_Information shown_.
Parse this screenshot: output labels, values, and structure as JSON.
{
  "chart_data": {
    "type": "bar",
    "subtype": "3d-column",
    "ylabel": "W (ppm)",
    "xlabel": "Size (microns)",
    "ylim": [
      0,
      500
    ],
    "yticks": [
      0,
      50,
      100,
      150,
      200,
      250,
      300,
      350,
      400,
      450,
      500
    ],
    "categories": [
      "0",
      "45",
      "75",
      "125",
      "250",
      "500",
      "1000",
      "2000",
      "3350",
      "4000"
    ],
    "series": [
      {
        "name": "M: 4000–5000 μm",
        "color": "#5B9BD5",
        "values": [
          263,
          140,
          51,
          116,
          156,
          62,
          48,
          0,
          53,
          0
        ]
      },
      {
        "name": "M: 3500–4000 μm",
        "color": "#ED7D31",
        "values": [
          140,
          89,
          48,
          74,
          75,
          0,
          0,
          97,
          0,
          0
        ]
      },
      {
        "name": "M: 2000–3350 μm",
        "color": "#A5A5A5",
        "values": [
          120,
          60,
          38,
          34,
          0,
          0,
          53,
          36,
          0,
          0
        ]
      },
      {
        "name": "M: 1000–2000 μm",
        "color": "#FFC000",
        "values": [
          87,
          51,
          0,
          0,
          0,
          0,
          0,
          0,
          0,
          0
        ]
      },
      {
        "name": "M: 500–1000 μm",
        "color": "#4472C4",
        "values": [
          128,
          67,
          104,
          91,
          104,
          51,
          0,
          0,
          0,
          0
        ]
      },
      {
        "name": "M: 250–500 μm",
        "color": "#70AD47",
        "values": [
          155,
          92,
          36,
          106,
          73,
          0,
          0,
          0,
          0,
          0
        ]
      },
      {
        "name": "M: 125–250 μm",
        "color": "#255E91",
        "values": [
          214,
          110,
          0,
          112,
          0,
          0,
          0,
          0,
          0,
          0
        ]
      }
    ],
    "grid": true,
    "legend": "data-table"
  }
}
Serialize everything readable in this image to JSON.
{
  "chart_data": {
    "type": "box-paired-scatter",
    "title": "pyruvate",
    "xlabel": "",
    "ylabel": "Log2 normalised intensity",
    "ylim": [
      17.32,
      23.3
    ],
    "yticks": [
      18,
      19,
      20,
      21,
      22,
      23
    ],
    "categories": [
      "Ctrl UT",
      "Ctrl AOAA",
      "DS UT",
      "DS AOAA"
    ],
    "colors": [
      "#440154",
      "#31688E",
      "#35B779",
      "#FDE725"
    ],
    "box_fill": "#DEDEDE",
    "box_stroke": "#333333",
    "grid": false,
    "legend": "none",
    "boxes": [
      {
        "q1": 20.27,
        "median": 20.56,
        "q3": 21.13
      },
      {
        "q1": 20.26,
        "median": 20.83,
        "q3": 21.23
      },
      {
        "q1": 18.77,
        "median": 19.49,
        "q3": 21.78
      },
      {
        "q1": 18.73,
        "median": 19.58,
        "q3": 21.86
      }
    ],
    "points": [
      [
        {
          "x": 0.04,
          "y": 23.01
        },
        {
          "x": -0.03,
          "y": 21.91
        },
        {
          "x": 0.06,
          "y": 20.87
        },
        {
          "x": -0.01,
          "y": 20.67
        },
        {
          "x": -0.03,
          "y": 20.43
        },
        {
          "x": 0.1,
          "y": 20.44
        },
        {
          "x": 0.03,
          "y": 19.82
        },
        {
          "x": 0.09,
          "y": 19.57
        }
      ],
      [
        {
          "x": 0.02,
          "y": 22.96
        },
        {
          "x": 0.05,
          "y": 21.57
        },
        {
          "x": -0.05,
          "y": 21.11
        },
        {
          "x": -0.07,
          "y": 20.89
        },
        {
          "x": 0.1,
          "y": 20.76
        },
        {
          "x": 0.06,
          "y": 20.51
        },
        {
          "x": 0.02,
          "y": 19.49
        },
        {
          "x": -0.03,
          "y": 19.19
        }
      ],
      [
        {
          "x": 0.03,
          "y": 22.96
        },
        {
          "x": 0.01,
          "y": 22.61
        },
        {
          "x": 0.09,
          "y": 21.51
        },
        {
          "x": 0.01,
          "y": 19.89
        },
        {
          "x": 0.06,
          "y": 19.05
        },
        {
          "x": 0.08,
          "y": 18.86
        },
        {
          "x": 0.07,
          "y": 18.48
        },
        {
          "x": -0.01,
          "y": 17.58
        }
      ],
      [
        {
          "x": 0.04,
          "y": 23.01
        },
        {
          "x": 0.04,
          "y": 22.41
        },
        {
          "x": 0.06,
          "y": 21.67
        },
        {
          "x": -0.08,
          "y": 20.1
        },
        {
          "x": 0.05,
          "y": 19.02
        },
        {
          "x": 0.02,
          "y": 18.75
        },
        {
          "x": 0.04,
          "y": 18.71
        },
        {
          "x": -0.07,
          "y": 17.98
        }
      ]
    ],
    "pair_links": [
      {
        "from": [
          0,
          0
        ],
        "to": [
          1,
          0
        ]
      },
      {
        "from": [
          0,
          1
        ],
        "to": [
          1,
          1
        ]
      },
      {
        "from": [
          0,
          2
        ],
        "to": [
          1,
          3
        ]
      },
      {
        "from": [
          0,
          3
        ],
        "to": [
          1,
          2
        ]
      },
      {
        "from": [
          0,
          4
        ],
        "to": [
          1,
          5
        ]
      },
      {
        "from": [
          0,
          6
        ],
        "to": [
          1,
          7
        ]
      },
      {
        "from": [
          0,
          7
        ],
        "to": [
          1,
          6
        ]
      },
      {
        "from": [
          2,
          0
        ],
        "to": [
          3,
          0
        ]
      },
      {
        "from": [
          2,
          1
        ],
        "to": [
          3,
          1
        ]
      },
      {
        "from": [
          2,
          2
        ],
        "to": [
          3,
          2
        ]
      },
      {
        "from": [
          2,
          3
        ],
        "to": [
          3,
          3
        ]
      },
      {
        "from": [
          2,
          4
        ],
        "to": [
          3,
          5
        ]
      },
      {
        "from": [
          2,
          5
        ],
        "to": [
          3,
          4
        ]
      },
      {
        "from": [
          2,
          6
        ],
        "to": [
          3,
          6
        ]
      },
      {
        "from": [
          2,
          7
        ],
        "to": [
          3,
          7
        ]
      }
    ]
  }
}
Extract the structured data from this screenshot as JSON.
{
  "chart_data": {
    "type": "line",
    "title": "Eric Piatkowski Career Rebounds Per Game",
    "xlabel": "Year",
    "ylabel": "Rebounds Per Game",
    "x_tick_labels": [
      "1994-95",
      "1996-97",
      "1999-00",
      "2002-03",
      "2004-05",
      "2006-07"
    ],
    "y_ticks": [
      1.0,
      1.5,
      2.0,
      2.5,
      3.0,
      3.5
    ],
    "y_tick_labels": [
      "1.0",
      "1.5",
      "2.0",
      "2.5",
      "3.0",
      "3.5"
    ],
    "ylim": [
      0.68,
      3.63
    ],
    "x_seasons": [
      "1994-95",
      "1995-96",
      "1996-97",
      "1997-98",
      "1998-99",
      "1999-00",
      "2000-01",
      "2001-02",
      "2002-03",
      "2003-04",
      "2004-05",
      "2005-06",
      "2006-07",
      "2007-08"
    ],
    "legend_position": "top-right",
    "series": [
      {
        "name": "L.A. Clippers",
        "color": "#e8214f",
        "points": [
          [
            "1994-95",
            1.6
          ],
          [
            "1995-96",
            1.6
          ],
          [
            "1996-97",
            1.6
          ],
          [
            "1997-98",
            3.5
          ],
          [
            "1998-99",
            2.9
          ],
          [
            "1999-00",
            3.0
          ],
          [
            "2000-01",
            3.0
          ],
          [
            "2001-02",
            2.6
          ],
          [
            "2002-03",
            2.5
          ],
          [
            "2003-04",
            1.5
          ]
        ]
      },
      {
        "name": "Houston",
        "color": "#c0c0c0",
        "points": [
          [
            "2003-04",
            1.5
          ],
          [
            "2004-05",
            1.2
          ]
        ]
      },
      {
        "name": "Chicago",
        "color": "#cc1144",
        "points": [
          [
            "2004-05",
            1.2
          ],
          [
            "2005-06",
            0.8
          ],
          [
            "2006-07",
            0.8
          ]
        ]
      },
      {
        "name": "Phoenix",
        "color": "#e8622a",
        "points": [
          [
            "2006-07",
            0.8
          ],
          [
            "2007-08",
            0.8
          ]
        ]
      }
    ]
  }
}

_Task description_. Track down all lines above with the string "name" and copy them.

_Exercise answer_.
        "name": "M: 4000–5000 μm",
        "name": "M: 3500–4000 μm",
        "name": "M: 2000–3350 μm",
        "name": "M: 1000–2000 μm",
        "name": "M: 500–1000 μm",
        "name": "M: 250–500 μm",
        "name": "M: 125–250 μm",
        "name": "L.A. Clippers",
        "name": "Houston",
        "name": "Chicago",
        "name": "Phoenix",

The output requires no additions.